> **GOAL OF THE EXERCISE**
The lines to be set down run from the line containing "Extract the structured" through the final line of the data below; print them exactly and print nothing else.

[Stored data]
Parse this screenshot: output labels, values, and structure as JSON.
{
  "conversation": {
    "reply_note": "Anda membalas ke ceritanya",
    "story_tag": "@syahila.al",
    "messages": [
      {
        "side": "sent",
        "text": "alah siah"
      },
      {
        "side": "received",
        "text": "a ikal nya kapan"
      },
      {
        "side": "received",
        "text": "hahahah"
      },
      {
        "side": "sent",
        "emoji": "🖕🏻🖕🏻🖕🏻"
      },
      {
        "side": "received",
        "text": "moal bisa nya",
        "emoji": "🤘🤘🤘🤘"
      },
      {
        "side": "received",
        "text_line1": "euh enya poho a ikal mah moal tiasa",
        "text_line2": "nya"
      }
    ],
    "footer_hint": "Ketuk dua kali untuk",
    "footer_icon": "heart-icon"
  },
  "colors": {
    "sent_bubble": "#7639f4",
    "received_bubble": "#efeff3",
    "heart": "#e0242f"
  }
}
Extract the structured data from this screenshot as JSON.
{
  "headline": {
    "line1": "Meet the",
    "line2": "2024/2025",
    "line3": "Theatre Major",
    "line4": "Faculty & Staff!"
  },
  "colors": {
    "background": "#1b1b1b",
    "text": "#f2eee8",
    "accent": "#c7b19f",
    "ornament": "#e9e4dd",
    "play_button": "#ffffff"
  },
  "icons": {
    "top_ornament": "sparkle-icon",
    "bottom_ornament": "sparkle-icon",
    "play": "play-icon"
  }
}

> **WRITTEN RESPONSE**
Extract the structured data from this screenshot as JSON.
{
  "headline": {
    "line1": "Meet the",
    "line2": "2024/2025",
    "line3": "Theatre Major",
    "line4": "Faculty & Staff!"
  },
  "colors": {
    "background": "#1b1b1b",
    "text": "#f2eee8",
    "accent": "#c7b19f",
    "ornament": "#e9e4dd",
    "play_button": "#ffffff"
  },
  "icons": {
    "top_ornament": "sparkle-icon",
    "bottom_ornament": "sparkle-icon",
    "play": "play-icon"
  }
}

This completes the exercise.